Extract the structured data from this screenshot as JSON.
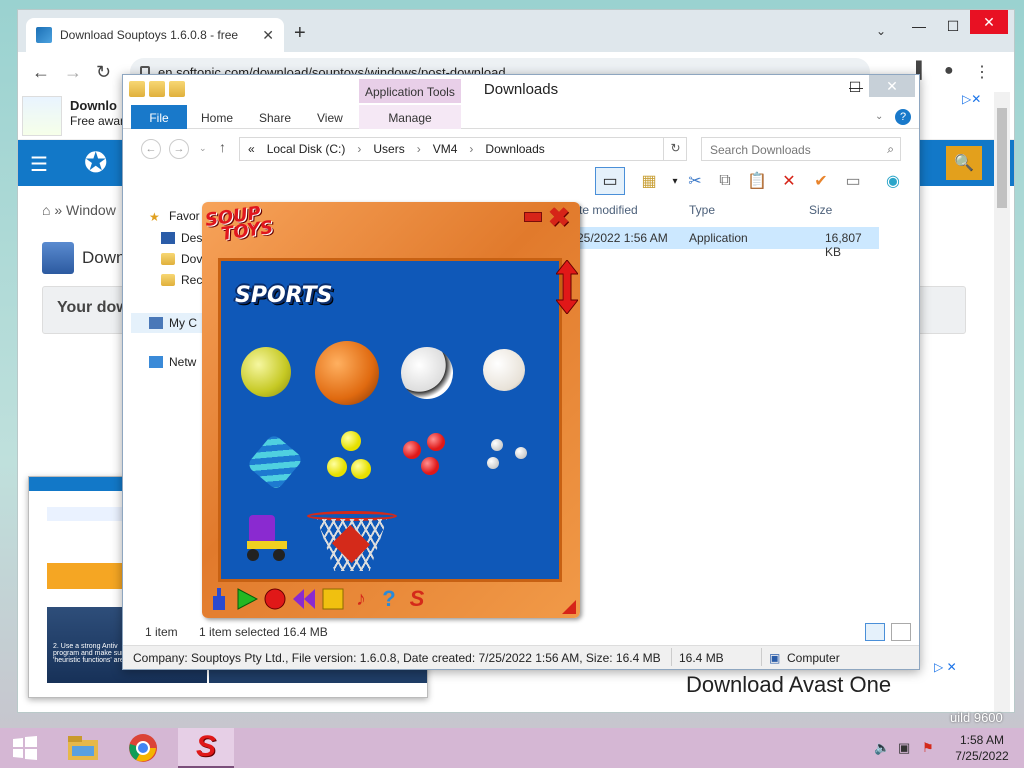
{
  "chrome": {
    "tab_title": "Download Souptoys 1.6.0.8 - free",
    "url": "en.softonic.com/download/souptoys/windows/post-download",
    "ad": {
      "title": "Downlo",
      "subtitle": "Free awar"
    },
    "breadcrumb": "» Window",
    "download_title": "Down",
    "your_download": "Your dow",
    "bottom_ad": "Download Avast One"
  },
  "thumbnail": {
    "caption_line1": "2. Use a strong Antiv",
    "caption_line2": "program and make sure",
    "caption_line3": "'heuristic functions' are activated"
  },
  "explorer": {
    "title": "Downloads",
    "contextual_tab": "Application Tools",
    "ribbon_tabs": [
      "File",
      "Home",
      "Share",
      "View",
      "Manage"
    ],
    "address": {
      "chevron": "«",
      "parts": [
        "Local Disk (C:)",
        "Users",
        "VM4",
        "Downloads"
      ]
    },
    "search_placeholder": "Search Downloads",
    "nav": [
      "Favor",
      "Des",
      "Dov",
      "Rec",
      "My C",
      "Netw"
    ],
    "columns": {
      "date": "te modified",
      "type": "Type",
      "size": "Size"
    },
    "file": {
      "date": "25/2022 1:56 AM",
      "type": "Application",
      "size": "16,807 KB"
    },
    "status": {
      "count": "1 item",
      "selected": "1 item selected  16.4 MB"
    },
    "info": {
      "details": "Company: Souptoys Pty Ltd., File version: 1.6.0.8, Date created: 7/25/2022 1:56 AM, Size: 16.4 MB",
      "size": "16.4 MB",
      "location": "Computer"
    }
  },
  "souptoys": {
    "logo_line1": "SOUP",
    "logo_line2": "TOYS",
    "category": "SPORTS",
    "toys": [
      "tennis-ball",
      "basketball",
      "soccer-ball",
      "baseball",
      "spring-toy",
      "yellow-balls",
      "red-balls",
      "white-balls",
      "roller-skate",
      "basketball-hoop"
    ]
  },
  "taskbar": {
    "time": "1:58 AM",
    "date": "7/25/2022"
  },
  "desktop": {
    "build_text": "uild 9600"
  }
}
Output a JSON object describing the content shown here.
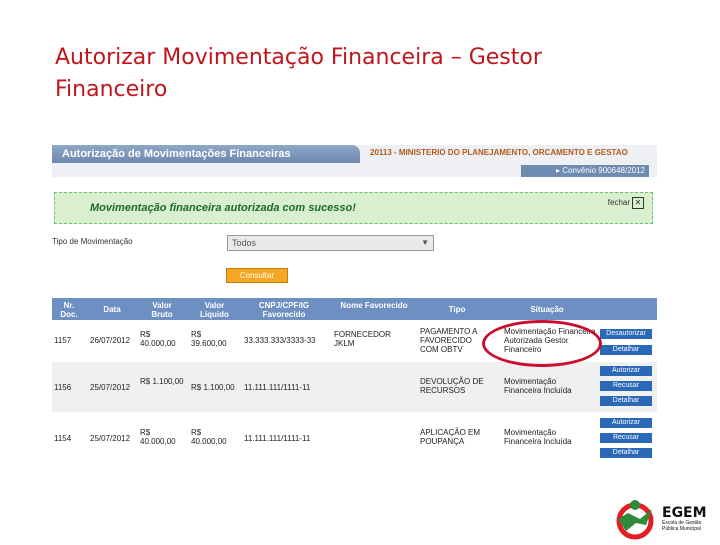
{
  "slide": {
    "title": "Autorizar Movimentação Financeira – Gestor Financeiro"
  },
  "header": {
    "title": "Autorização de Movimentações Financeiras",
    "org": "20113 - MINISTERIO DO PLANEJAMENTO, ORCAMENTO E GESTAO",
    "convenio": "▸ Convênio 900648/2012"
  },
  "message": {
    "text": "Movimentação financeira autorizada com sucesso!",
    "close_label": "fechar",
    "close_x": "✕"
  },
  "filter": {
    "label": "Tipo de Movimentação",
    "value": "Todos",
    "arrow": "▼",
    "button": "Consultar"
  },
  "table": {
    "headers": [
      "Nr. Doc.",
      "Data",
      "Valor Bruto",
      "Valor Líquido",
      "CNPJ/CPF/IG Favorecido",
      "Nome Favorecido",
      "Tipo",
      "Situação"
    ],
    "rows": [
      {
        "doc": "1157",
        "data": "26/07/2012",
        "bruto": "R$ 40.000,00",
        "liquido": "R$ 39.600,00",
        "cnpj": "33.333.333/3333-33",
        "nome": "FORNECEDOR JKLM",
        "tipo": "PAGAMENTO A FAVORECIDO COM OBTV",
        "situacao": "Movimentação Financeira Autorizada Gestor Financeiro",
        "actions": [
          "Desautorizar",
          "Detalhar"
        ]
      },
      {
        "doc": "1156",
        "data": "25/07/2012",
        "bruto": "R$ 1.100,00",
        "liquido": "R$ 1.100,00",
        "cnpj": "11.111.111/1111-11",
        "nome": "",
        "tipo": "DEVOLUÇÃO DE RECURSOS",
        "situacao": "Movimentação Financeira Incluída",
        "actions": [
          "Autorizar",
          "Recusar",
          "Detalhar"
        ]
      },
      {
        "doc": "1154",
        "data": "25/07/2012",
        "bruto": "R$ 40.000,00",
        "liquido": "R$ 40.000,00",
        "cnpj": "11.111.111/1111-11",
        "nome": "",
        "tipo": "APLICAÇÃO EM POUPANÇA",
        "situacao": "Movimentação Financeira Incluída",
        "actions": [
          "Autorizar",
          "Recusar",
          "Detalhar"
        ]
      }
    ]
  },
  "logo": {
    "name": "EGEM",
    "subtitle": "Escola de Gestão Pública Municipal"
  },
  "colors": {
    "title": "#c0151b",
    "header": "#6e8fc1",
    "success_bg": "#d9efcf",
    "accent_button": "#f5a623",
    "action_button": "#2a68b8",
    "highlight": "#c8102e"
  }
}
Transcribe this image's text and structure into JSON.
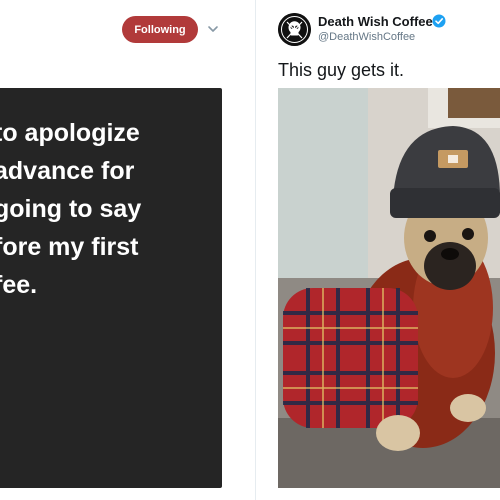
{
  "left_tweet": {
    "follow_button_label": "Following",
    "quote_lines": [
      "to apologize",
      "advance for",
      "going to say",
      "fore my first",
      "fee."
    ]
  },
  "right_tweet": {
    "display_name": "Death Wish Coffee",
    "handle": "@DeathWishCoffee",
    "text": "This guy gets it.",
    "image_icon": "pug-in-beanie-photo",
    "accent_color": "#1da1f2"
  },
  "colors": {
    "follow_button": "#b13a3a",
    "quote_card": "#252525",
    "verified_badge": "#1da1f2"
  }
}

______

The task: Quote the records in full and exactly; skip any image.

Problem solution:
Extract the structured data from this screenshot as JSON.
{
  "chrome": {
    "tab_title": "Download Souptoys 1.6.0.8 - free",
    "url": "en.softonic.com/download/souptoys/windows/post-download",
    "ad": {
      "title": "Downlo",
      "subtitle": "Free awar"
    },
    "breadcrumb": "» Window",
    "download_title": "Down",
    "your_download": "Your dow",
    "bottom_ad": "Download Avast One"
  },
  "thumbnail": {
    "caption_line1": "2. Use a strong Antiv",
    "caption_line2": "program and make sure",
    "caption_line3": "'heuristic functions' are activated"
  },
  "explorer": {
    "title": "Downloads",
    "contextual_tab": "Application Tools",
    "ribbon_tabs": [
      "File",
      "Home",
      "Share",
      "View",
      "Manage"
    ],
    "address": {
      "chevron": "«",
      "parts": [
        "Local Disk (C:)",
        "Users",
        "VM4",
        "Downloads"
      ]
    },
    "search_placeholder": "Search Downloads",
    "nav": [
      "Favor",
      "Des",
      "Dov",
      "Rec",
      "My C",
      "Netw"
    ],
    "columns": {
      "date": "te modified",
      "type": "Type",
      "size": "Size"
    },
    "file": {
      "date": "25/2022 1:56 AM",
      "type": "Application",
      "size": "16,807 KB"
    },
    "status": {
      "count": "1 item",
      "selected": "1 item selected  16.4 MB"
    },
    "info": {
      "details": "Company: Souptoys Pty Ltd., File version: 1.6.0.8, Date created: 7/25/2022 1:56 AM, Size: 16.4 MB",
      "size": "16.4 MB",
      "location": "Computer"
    }
  },
  "souptoys": {
    "logo_line1": "SOUP",
    "logo_line2": "TOYS",
    "category": "SPORTS",
    "toys": [
      "tennis-ball",
      "basketball",
      "soccer-ball",
      "baseball",
      "spring-toy",
      "yellow-balls",
      "red-balls",
      "white-balls",
      "roller-skate",
      "basketball-hoop"
    ]
  },
  "taskbar": {
    "time": "1:58 AM",
    "date": "7/25/2022"
  },
  "desktop": {
    "build_text": "uild 9600"
  }
}
Output a JSON object describing the content shown here.
{
  "slide": {
    "title": "Autorizar Movimentação Financeira – Gestor Financeiro"
  },
  "header": {
    "title": "Autorização de Movimentações Financeiras",
    "org": "20113 - MINISTERIO DO PLANEJAMENTO, ORCAMENTO E GESTAO",
    "convenio": "▸ Convênio 900648/2012"
  },
  "message": {
    "text": "Movimentação financeira autorizada com sucesso!",
    "close_label": "fechar",
    "close_x": "✕"
  },
  "filter": {
    "label": "Tipo de Movimentação",
    "value": "Todos",
    "arrow": "▼",
    "button": "Consultar"
  },
  "table": {
    "headers": [
      "Nr. Doc.",
      "Data",
      "Valor Bruto",
      "Valor Líquido",
      "CNPJ/CPF/IG Favorecido",
      "Nome Favorecido",
      "Tipo",
      "Situação"
    ],
    "rows": [
      {
        "doc": "1157",
        "data": "26/07/2012",
        "bruto": "R$ 40.000,00",
        "liquido": "R$ 39.600,00",
        "cnpj": "33.333.333/3333-33",
        "nome": "FORNECEDOR JKLM",
        "tipo": "PAGAMENTO A FAVORECIDO COM OBTV",
        "situacao": "Movimentação Financeira Autorizada Gestor Financeiro",
        "actions": [
          "Desautorizar",
          "Detalhar"
        ]
      },
      {
        "doc": "1156",
        "data": "25/07/2012",
        "bruto": "R$ 1.100,00",
        "liquido": "R$ 1.100,00",
        "cnpj": "11.111.111/1111-11",
        "nome": "",
        "tipo": "DEVOLUÇÃO DE RECURSOS",
        "situacao": "Movimentação Financeira Incluída",
        "actions": [
          "Autorizar",
          "Recusar",
          "Detalhar"
        ]
      },
      {
        "doc": "1154",
        "data": "25/07/2012",
        "bruto": "R$ 40.000,00",
        "liquido": "R$ 40.000,00",
        "cnpj": "11.111.111/1111-11",
        "nome": "",
        "tipo": "APLICAÇÃO EM POUPANÇA",
        "situacao": "Movimentação Financeira Incluída",
        "actions": [
          "Autorizar",
          "Recusar",
          "Detalhar"
        ]
      }
    ]
  },
  "logo": {
    "name": "EGEM",
    "subtitle": "Escola de Gestão Pública Municipal"
  },
  "colors": {
    "title": "#c0151b",
    "header": "#6e8fc1",
    "success_bg": "#d9efcf",
    "accent_button": "#f5a623",
    "action_button": "#2a68b8",
    "highlight": "#c8102e"
  }
}
Transcribe this image's text and structure into JSON.
{
  "left_tweet": {
    "follow_button_label": "Following",
    "quote_lines": [
      "to apologize",
      "advance for",
      "going to say",
      "fore my first",
      "fee."
    ]
  },
  "right_tweet": {
    "display_name": "Death Wish Coffee",
    "handle": "@DeathWishCoffee",
    "text": "This guy gets it.",
    "image_icon": "pug-in-beanie-photo",
    "accent_color": "#1da1f2"
  },
  "colors": {
    "follow_button": "#b13a3a",
    "quote_card": "#252525",
    "verified_badge": "#1da1f2"
  }
}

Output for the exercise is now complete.